_The exercise_: Copy out the material below in full, but not its images.

* * * *

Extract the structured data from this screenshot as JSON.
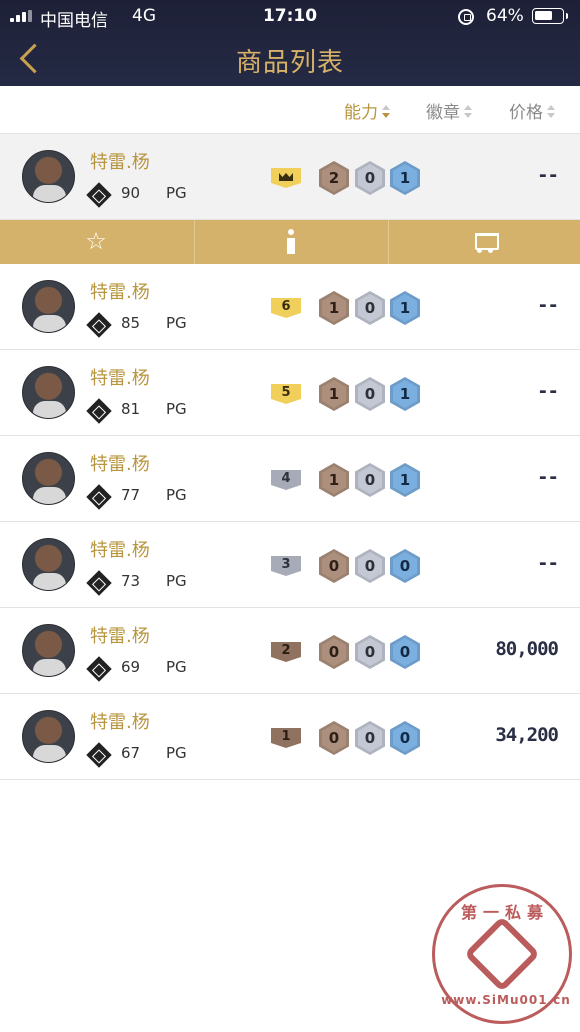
{
  "status_bar": {
    "carrier": "中国电信",
    "network": "4G",
    "time": "17:10",
    "battery": "64%",
    "battery_level": 0.64
  },
  "nav": {
    "back_icon": "chevron-left-icon",
    "title": "商品列表"
  },
  "sort": {
    "ability": "能力",
    "badge": "徽章",
    "price": "价格",
    "active": "ability"
  },
  "actions": {
    "favorite_icon": "star-icon",
    "info_icon": "info-icon",
    "cart_icon": "cart-icon"
  },
  "rows": [
    {
      "name": "特雷.杨",
      "ovr": "90",
      "pos": "PG",
      "tier": "crown",
      "tier_color": "gold",
      "b1": "2",
      "b2": "0",
      "b3": "1",
      "price": "--"
    },
    {
      "name": "特雷.杨",
      "ovr": "85",
      "pos": "PG",
      "tier": "6",
      "tier_color": "gold",
      "b1": "1",
      "b2": "0",
      "b3": "1",
      "price": "--"
    },
    {
      "name": "特雷.杨",
      "ovr": "81",
      "pos": "PG",
      "tier": "5",
      "tier_color": "gold",
      "b1": "1",
      "b2": "0",
      "b3": "1",
      "price": "--"
    },
    {
      "name": "特雷.杨",
      "ovr": "77",
      "pos": "PG",
      "tier": "4",
      "tier_color": "silver",
      "b1": "1",
      "b2": "0",
      "b3": "1",
      "price": "--"
    },
    {
      "name": "特雷.杨",
      "ovr": "73",
      "pos": "PG",
      "tier": "3",
      "tier_color": "silver",
      "b1": "0",
      "b2": "0",
      "b3": "0",
      "price": "--"
    },
    {
      "name": "特雷.杨",
      "ovr": "69",
      "pos": "PG",
      "tier": "2",
      "tier_color": "bronze",
      "b1": "0",
      "b2": "0",
      "b3": "0",
      "price": "80,000"
    },
    {
      "name": "特雷.杨",
      "ovr": "67",
      "pos": "PG",
      "tier": "1",
      "tier_color": "bronze",
      "b1": "0",
      "b2": "0",
      "b3": "0",
      "price": "34,200"
    }
  ],
  "colors": {
    "nav_bg": "#1d2036",
    "accent_gold": "#b8963f",
    "action_bar": "#d4b26b"
  },
  "watermark": {
    "top": "第一私募",
    "bottom": "www.SiMu001.cn"
  }
}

* * * *

_Output for this task_:
Extract the structured data from this screenshot as JSON.
{
  "status_bar": {
    "carrier": "中国电信",
    "network": "4G",
    "time": "17:10",
    "battery": "64%",
    "battery_level": 0.64
  },
  "nav": {
    "back_icon": "chevron-left-icon",
    "title": "商品列表"
  },
  "sort": {
    "ability": "能力",
    "badge": "徽章",
    "price": "价格",
    "active": "ability"
  },
  "actions": {
    "favorite_icon": "star-icon",
    "info_icon": "info-icon",
    "cart_icon": "cart-icon"
  },
  "rows": [
    {
      "name": "特雷.杨",
      "ovr": "90",
      "pos": "PG",
      "tier": "crown",
      "tier_color": "gold",
      "b1": "2",
      "b2": "0",
      "b3": "1",
      "price": "--"
    },
    {
      "name": "特雷.杨",
      "ovr": "85",
      "pos": "PG",
      "tier": "6",
      "tier_color": "gold",
      "b1": "1",
      "b2": "0",
      "b3": "1",
      "price": "--"
    },
    {
      "name": "特雷.杨",
      "ovr": "81",
      "pos": "PG",
      "tier": "5",
      "tier_color": "gold",
      "b1": "1",
      "b2": "0",
      "b3": "1",
      "price": "--"
    },
    {
      "name": "特雷.杨",
      "ovr": "77",
      "pos": "PG",
      "tier": "4",
      "tier_color": "silver",
      "b1": "1",
      "b2": "0",
      "b3": "1",
      "price": "--"
    },
    {
      "name": "特雷.杨",
      "ovr": "73",
      "pos": "PG",
      "tier": "3",
      "tier_color": "silver",
      "b1": "0",
      "b2": "0",
      "b3": "0",
      "price": "--"
    },
    {
      "name": "特雷.杨",
      "ovr": "69",
      "pos": "PG",
      "tier": "2",
      "tier_color": "bronze",
      "b1": "0",
      "b2": "0",
      "b3": "0",
      "price": "80,000"
    },
    {
      "name": "特雷.杨",
      "ovr": "67",
      "pos": "PG",
      "tier": "1",
      "tier_color": "bronze",
      "b1": "0",
      "b2": "0",
      "b3": "0",
      "price": "34,200"
    }
  ],
  "colors": {
    "nav_bg": "#1d2036",
    "accent_gold": "#b8963f",
    "action_bar": "#d4b26b"
  },
  "watermark": {
    "top": "第一私募",
    "bottom": "www.SiMu001.cn"
  }
}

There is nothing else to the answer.